### SET EXERCISE
Your task is to copy each line that has the word "tilt".

Data entries for graphics
########################################

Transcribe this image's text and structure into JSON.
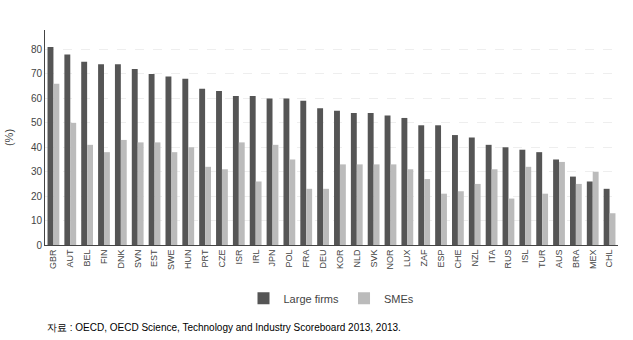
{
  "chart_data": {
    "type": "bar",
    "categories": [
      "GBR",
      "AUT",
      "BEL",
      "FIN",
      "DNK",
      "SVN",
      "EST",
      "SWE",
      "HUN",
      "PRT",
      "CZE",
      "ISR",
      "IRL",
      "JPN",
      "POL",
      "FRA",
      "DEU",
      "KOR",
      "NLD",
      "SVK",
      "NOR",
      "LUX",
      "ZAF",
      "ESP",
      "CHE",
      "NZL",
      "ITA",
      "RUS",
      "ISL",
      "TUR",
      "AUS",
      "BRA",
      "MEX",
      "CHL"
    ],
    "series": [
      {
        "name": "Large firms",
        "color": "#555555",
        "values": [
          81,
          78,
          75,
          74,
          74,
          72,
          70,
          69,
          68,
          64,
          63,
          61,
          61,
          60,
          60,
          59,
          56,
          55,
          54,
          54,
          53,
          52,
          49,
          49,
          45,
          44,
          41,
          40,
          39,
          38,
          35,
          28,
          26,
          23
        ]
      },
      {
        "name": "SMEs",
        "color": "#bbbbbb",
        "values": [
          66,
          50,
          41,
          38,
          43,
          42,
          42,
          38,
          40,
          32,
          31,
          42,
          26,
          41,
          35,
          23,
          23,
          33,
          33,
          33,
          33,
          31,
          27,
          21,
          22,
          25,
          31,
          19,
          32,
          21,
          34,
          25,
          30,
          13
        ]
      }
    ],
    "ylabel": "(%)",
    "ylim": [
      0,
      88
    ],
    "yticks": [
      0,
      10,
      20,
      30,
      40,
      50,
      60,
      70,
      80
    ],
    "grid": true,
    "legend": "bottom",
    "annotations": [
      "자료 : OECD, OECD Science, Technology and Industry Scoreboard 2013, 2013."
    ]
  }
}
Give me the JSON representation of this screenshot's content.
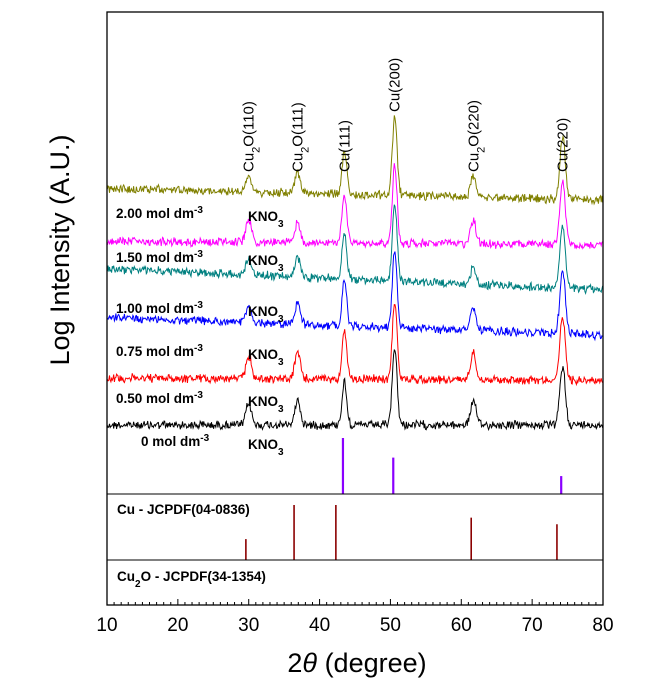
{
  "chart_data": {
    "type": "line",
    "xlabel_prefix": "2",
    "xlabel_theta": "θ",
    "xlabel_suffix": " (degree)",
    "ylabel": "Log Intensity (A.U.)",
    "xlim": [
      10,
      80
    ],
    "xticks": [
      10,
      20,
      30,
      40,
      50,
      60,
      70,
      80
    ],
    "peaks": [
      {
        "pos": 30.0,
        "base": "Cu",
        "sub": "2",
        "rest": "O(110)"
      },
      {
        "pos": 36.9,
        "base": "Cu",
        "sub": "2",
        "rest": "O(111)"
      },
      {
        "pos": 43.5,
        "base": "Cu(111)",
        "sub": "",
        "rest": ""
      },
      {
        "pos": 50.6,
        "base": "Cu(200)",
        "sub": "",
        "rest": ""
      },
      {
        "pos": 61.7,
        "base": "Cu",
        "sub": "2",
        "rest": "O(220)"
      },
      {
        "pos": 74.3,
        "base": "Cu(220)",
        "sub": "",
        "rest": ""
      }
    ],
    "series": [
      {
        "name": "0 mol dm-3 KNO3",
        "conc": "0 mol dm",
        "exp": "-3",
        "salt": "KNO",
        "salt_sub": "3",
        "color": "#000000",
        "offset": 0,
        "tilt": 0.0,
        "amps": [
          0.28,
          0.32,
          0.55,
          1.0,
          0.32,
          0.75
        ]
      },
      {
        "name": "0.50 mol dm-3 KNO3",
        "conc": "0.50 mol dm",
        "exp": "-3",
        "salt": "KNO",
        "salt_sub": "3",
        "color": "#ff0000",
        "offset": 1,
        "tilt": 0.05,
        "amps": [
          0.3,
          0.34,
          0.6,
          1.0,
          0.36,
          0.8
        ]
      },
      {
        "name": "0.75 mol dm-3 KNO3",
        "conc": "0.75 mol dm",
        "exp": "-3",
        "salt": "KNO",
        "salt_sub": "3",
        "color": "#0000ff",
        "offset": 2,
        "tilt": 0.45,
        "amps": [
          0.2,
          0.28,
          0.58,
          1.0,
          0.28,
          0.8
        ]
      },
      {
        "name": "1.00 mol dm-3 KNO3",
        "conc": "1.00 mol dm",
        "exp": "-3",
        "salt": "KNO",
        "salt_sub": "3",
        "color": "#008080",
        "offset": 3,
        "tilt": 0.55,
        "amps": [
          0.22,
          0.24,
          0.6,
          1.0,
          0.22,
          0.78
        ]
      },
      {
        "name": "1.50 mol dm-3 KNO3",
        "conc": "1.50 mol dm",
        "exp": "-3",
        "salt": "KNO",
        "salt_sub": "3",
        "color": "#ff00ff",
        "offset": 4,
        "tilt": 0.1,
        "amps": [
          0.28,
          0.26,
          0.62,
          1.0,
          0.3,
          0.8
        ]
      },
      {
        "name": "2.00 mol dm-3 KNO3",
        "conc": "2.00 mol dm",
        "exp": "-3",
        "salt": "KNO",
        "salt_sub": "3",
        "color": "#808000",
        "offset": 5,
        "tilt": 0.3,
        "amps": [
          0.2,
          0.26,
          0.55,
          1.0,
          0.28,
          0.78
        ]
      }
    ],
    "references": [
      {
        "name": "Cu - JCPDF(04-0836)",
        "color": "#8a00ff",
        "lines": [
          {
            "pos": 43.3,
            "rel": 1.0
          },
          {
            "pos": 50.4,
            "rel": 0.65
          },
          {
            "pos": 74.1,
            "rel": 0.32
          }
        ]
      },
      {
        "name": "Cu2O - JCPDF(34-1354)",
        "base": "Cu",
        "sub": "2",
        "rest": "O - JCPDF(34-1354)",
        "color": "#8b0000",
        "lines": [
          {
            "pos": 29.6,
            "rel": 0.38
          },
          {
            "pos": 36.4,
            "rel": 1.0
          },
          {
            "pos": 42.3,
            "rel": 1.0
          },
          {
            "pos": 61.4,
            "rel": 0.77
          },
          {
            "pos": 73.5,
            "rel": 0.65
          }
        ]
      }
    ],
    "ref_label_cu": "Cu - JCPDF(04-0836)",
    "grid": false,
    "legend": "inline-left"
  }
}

########################################

### RESPONSE TO THIS EXERCISE
        "tilt": 0.0,
        "tilt": 0.05,
        "tilt": 0.45,
        "tilt": 0.55,
        "tilt": 0.1,
        "tilt": 0.3,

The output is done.